(Short exercise) Filter the data for lines with the word "structured", then copy every line so identified.

(Supplied information)
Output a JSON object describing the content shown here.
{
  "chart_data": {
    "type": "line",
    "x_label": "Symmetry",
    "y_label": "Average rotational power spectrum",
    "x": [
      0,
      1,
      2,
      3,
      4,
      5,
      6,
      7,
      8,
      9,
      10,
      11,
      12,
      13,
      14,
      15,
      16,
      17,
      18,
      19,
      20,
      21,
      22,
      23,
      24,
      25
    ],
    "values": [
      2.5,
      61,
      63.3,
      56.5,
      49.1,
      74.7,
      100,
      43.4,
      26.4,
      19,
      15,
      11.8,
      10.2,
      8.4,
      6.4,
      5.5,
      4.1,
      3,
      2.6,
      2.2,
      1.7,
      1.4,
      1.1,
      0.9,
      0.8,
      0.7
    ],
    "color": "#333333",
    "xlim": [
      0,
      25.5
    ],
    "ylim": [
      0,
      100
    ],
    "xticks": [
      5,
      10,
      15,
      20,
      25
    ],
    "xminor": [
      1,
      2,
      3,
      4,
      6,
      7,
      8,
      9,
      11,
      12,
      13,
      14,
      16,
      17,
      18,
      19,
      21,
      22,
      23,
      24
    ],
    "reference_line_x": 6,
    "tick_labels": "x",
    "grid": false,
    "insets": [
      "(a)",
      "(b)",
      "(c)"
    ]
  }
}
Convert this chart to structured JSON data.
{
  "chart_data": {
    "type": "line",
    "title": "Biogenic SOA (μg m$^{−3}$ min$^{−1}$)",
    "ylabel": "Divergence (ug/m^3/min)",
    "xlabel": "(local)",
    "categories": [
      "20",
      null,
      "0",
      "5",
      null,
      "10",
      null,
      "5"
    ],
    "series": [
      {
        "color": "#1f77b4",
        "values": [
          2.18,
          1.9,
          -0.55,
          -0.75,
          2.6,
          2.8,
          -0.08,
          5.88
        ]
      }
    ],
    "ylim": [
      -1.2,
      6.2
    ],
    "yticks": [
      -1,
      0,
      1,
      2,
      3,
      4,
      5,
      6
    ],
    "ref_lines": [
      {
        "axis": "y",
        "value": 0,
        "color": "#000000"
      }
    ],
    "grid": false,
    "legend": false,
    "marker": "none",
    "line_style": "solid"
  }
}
--
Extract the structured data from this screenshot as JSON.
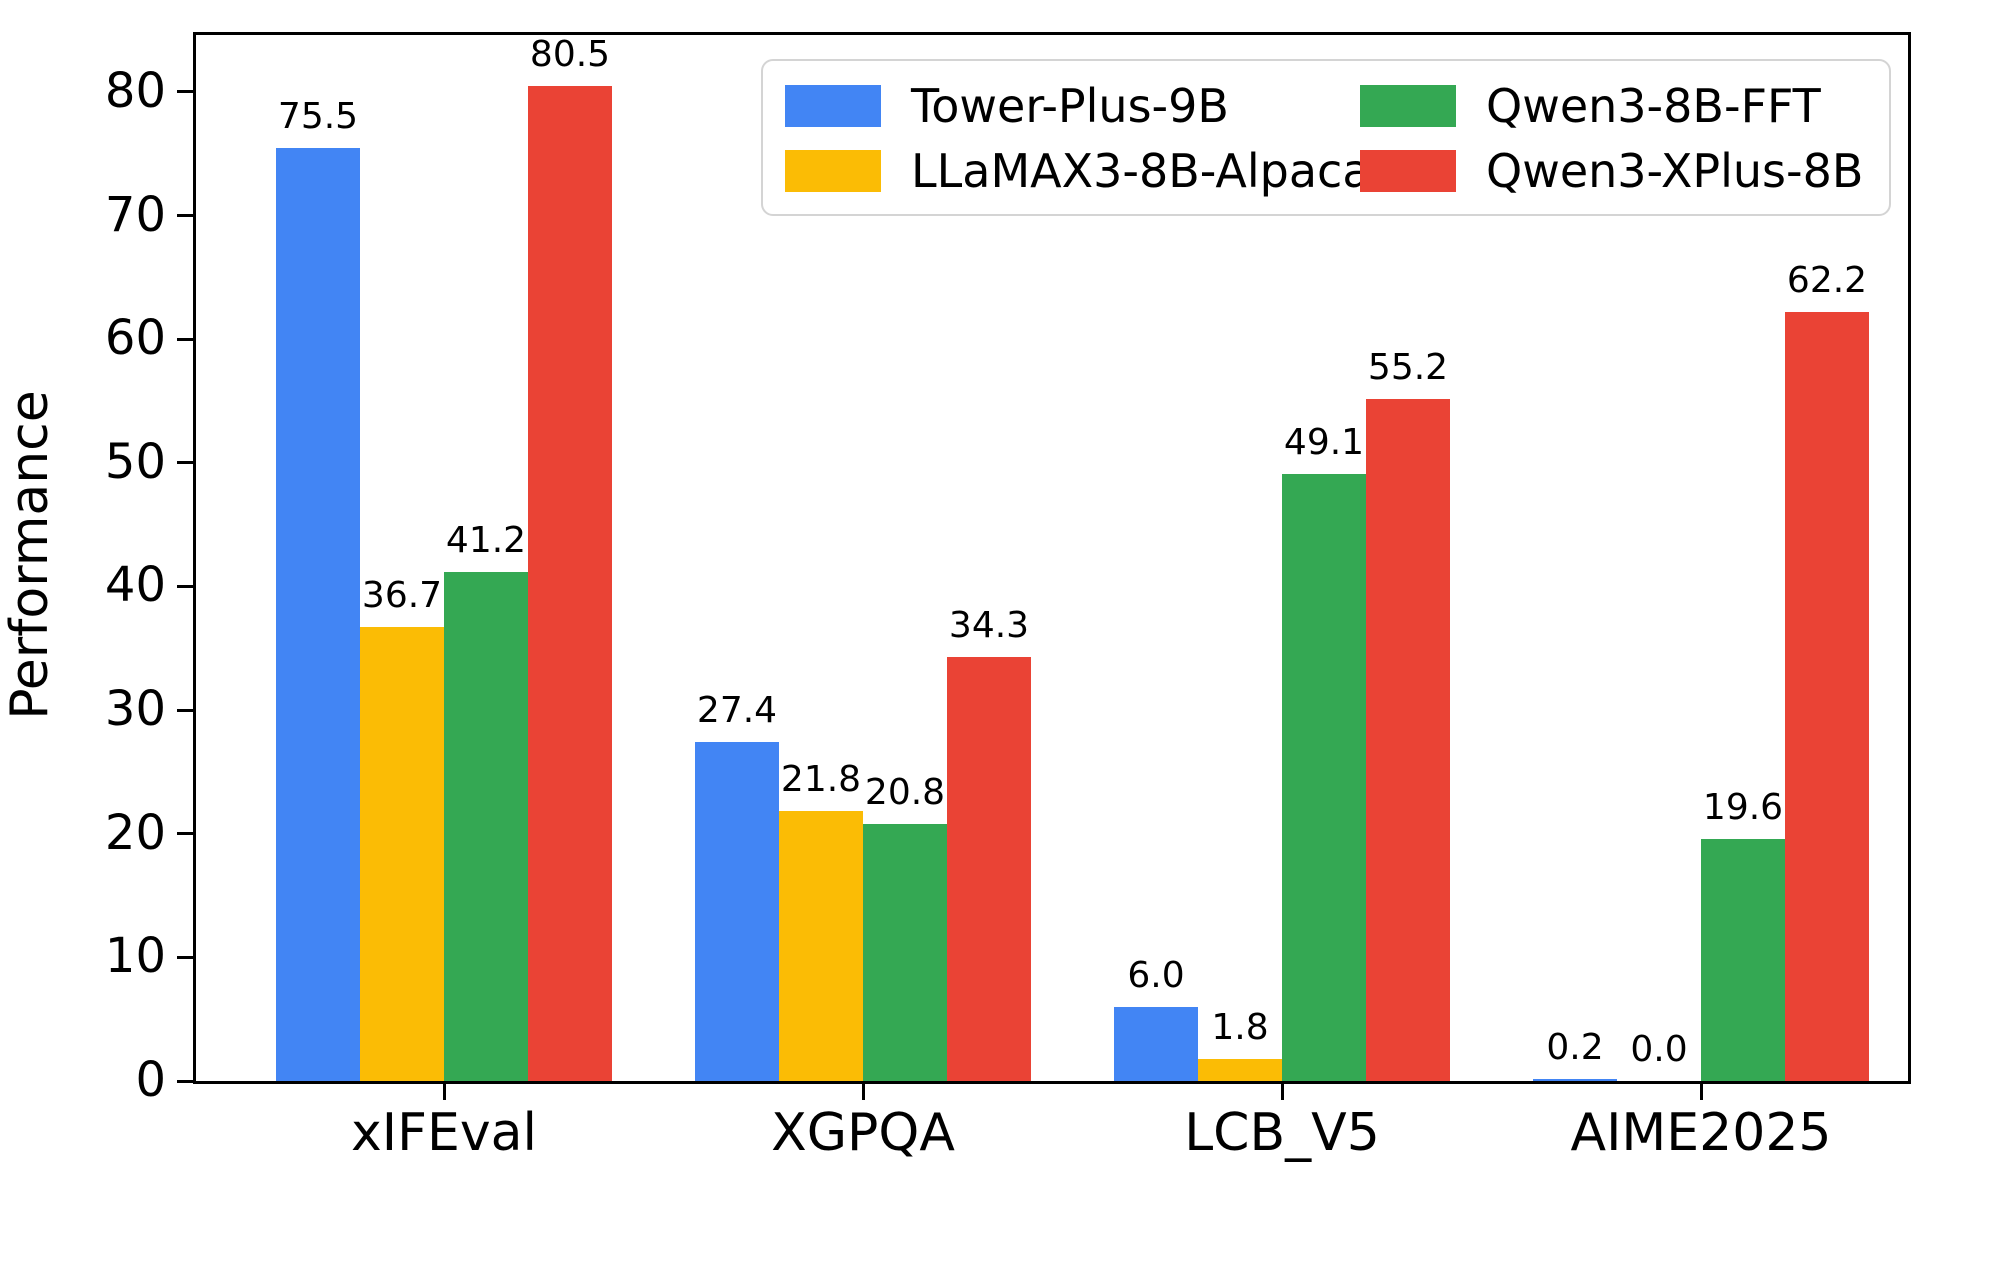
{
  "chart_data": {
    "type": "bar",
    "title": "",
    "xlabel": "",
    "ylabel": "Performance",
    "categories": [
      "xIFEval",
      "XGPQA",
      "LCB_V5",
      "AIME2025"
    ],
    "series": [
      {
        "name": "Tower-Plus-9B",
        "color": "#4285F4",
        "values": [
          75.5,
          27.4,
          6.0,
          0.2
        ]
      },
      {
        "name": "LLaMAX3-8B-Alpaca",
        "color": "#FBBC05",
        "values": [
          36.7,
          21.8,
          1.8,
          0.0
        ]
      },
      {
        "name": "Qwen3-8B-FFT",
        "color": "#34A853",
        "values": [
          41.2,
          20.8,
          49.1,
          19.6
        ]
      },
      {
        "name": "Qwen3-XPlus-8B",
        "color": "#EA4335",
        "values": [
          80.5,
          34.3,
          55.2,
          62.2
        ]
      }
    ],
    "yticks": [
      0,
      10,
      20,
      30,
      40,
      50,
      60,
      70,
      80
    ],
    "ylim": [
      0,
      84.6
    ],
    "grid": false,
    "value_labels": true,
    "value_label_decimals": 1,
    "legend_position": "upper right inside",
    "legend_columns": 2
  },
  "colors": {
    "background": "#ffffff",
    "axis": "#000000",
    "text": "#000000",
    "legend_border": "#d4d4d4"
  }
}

(Problem solution)
Convert this chart to structured JSON data.
Extract the structured data from this screenshot as JSON.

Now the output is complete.